> _TASK_
Output everything in the data exactly, leaving the pictures out.

** Opening DATA FOR THIS TASK block **

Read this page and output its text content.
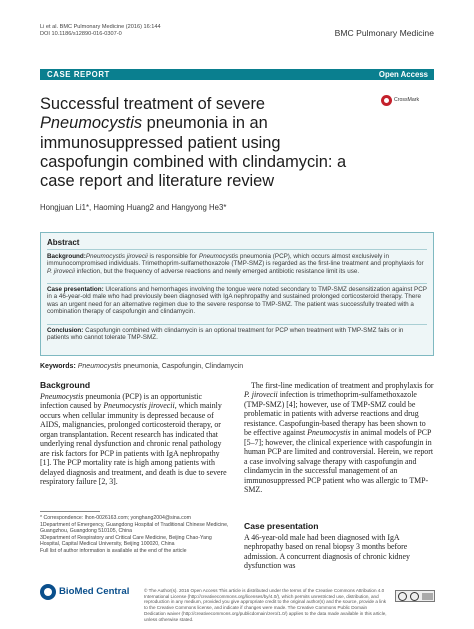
Li et al. BMC Pulmonary Medicine (2016) 16:144
DOI 10.1186/s12890-016-0307-0	BMC Pulmonary Medicine
CASE REPORT	Open Access
CrossMark
Successful treatment of severe Pneumocystis pneumonia in an immunosuppressed patient using caspofungin combined with clindamycin: a case report and literature review
Hongjuan Li1*, Haoming Huang2 and Hangyong He3*
Abstract

Background:Pneumocystis jirovecii is responsible for Pneumocystis pneumonia (PCP), which occurs almost exclusively in immunocompromised individuals. Trimethoprim-sulfamethoxazole (TMP-SMZ) is regarded as the first-line treatment and prophylaxis for P. jirovecii infection, but the frequency of adverse reactions and newly emerged antibiotic resistance limit its use.

Case presentation: Ulcerations and hemorrhages involving the tongue were noted secondary to TMP-SMZ desensitization against PCP in a 46-year-old male who had previously been diagnosed with IgA nephropathy and sustained prolonged corticosteroid therapy. There was an urgent need for an alternative regimen due to the severe response to TMP-SMZ. The patient was successfully treated with a combination therapy of caspofungin and clindamycin.

Conclusion: Caspofungin combined with clindamycin is an optional treatment for PCP when treatment with TMP-SMZ fails or in patients who cannot tolerate TMP-SMZ.

Keywords: Pneumocystis pneumonia, Caspofungin, Clindamycin

Background

Pneumocystis pneumonia (PCP) is an opportunistic infection caused by Pneumocystis jirovecii, which mainly occurs when cellular immunity is depressed because of AIDS, malignancies, prolonged corticosteroid therapy, or organ transplantation. Recent research has indicated that underlying renal dysfunction and chronic renal pathology are risk factors for PCP in patients with IgA nephropathy [1]. The PCP mortality rate is high among patients with delayed diagnosis and treatment, and death is due to severe respiratory failure [2, 3].

The first-line medication of treatment and prophylaxis for P. jirovecii infection is trimethoprim-sulfamethoxazole (TMP-SMZ) [4]; however, use of TMP-SMZ could be problematic in patients with adverse reactions and drug resistance. Caspofungin-based therapy has been shown to be effective against Pneumocystis in animal models of PCP [5–7]; however, the clinical experience with caspofungin in human PCP are limited and controversial. Herein, we report a case involving salvage therapy with caspofungin and clindamycin in the successful management of an immunosuppressed PCP patient who was allergic to TMP-SMZ.

Case presentation

A 46-year-old male had been diagnosed with IgA nephropathy based on renal biopsy 3 months before admission. A concurrent diagnosis of chronic kidney dysfunction was

* Correspondence: lhon-0026163.com; yonghang2004@sina.com
1Department of Emergency, Guangdong Hospital of Traditional Chinese Medicine, Guangzhou, Guangdong 510105, China
3Department of Respiratory and Critical Care Medicine, Beijing Chao-Yang Hospital, Capital Medical University, Beijing 100020, China
Full list of author information is available at the end of the article
BioMed Central	© The Author(s). 2016 Open Access This article is distributed under the terms of the Creative Commons Attribution 4.0 International License (http://creativecommons.org/licenses/by/4.0/), which permits unrestricted use, distribution, and reproduction in any medium, provided you give appropriate credit to the original author(s) and the source, provide a link to the Creative Commons license, and indicate if changes were made. The Creative Commons Public Domain Dedication waiver (http://creativecommons.org/publicdomain/zero/1.0/) applies to the data made available in this article, unless otherwise stated.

** Closing DATA FOR THIS TASK block **

> _RESULT FOR THIS EXERCISE_
Read this page and output its text content.
Li et al. BMC Pulmonary Medicine (2016) 16:144
DOI 10.1186/s12890-016-0307-0	BMC Pulmonary Medicine
CASE REPORT	Open Access
CrossMark
Successful treatment of severe Pneumocystis pneumonia in an immunosuppressed patient using caspofungin combined with clindamycin: a case report and literature review
Hongjuan Li1*, Haoming Huang2 and Hangyong He3*
Abstract

Background:Pneumocystis jirovecii is responsible for Pneumocystis pneumonia (PCP), which occurs almost exclusively in immunocompromised individuals. Trimethoprim-sulfamethoxazole (TMP-SMZ) is regarded as the first-line treatment and prophylaxis for P. jirovecii infection, but the frequency of adverse reactions and newly emerged antibiotic resistance limit its use.

Case presentation: Ulcerations and hemorrhages involving the tongue were noted secondary to TMP-SMZ desensitization against PCP in a 46-year-old male who had previously been diagnosed with IgA nephropathy and sustained prolonged corticosteroid therapy. There was an urgent need for an alternative regimen due to the severe response to TMP-SMZ. The patient was successfully treated with a combination therapy of caspofungin and clindamycin.

Conclusion: Caspofungin combined with clindamycin is an optional treatment for PCP when treatment with TMP-SMZ fails or in patients who cannot tolerate TMP-SMZ.

Keywords: Pneumocystis pneumonia, Caspofungin, Clindamycin

Background

Pneumocystis pneumonia (PCP) is an opportunistic infection caused by Pneumocystis jirovecii, which mainly occurs when cellular immunity is depressed because of AIDS, malignancies, prolonged corticosteroid therapy, or organ transplantation. Recent research has indicated that underlying renal dysfunction and chronic renal pathology are risk factors for PCP in patients with IgA nephropathy [1]. The PCP mortality rate is high among patients with delayed diagnosis and treatment, and death is due to severe respiratory failure [2, 3].

The first-line medication of treatment and prophylaxis for P. jirovecii infection is trimethoprim-sulfamethoxazole (TMP-SMZ) [4]; however, use of TMP-SMZ could be problematic in patients with adverse reactions and drug resistance. Caspofungin-based therapy has been shown to be effective against Pneumocystis in animal models of PCP [5–7]; however, the clinical experience with caspofungin in human PCP are limited and controversial. Herein, we report a case involving salvage therapy with caspofungin and clindamycin in the successful management of an immunosuppressed PCP patient who was allergic to TMP-SMZ.

Case presentation

A 46-year-old male had been diagnosed with IgA nephropathy based on renal biopsy 3 months before admission. A concurrent diagnosis of chronic kidney dysfunction was

* Correspondence: lhon-0026163.com; yonghang2004@sina.com
1Department of Emergency, Guangdong Hospital of Traditional Chinese Medicine, Guangzhou, Guangdong 510105, China
3Department of Respiratory and Critical Care Medicine, Beijing Chao-Yang Hospital, Capital Medical University, Beijing 100020, China
Full list of author information is available at the end of the article
BioMed Central	© The Author(s). 2016 Open Access This article is distributed under the terms of the Creative Commons Attribution 4.0 International License (http://creativecommons.org/licenses/by/4.0/), which permits unrestricted use, distribution, and reproduction in any medium, provided you give appropriate credit to the original author(s) and the source, provide a link to the Creative Commons license, and indicate if changes were made. The Creative Commons Public Domain Dedication waiver (http://creativecommons.org/publicdomain/zero/1.0/) applies to the data made available in this article, unless otherwise stated.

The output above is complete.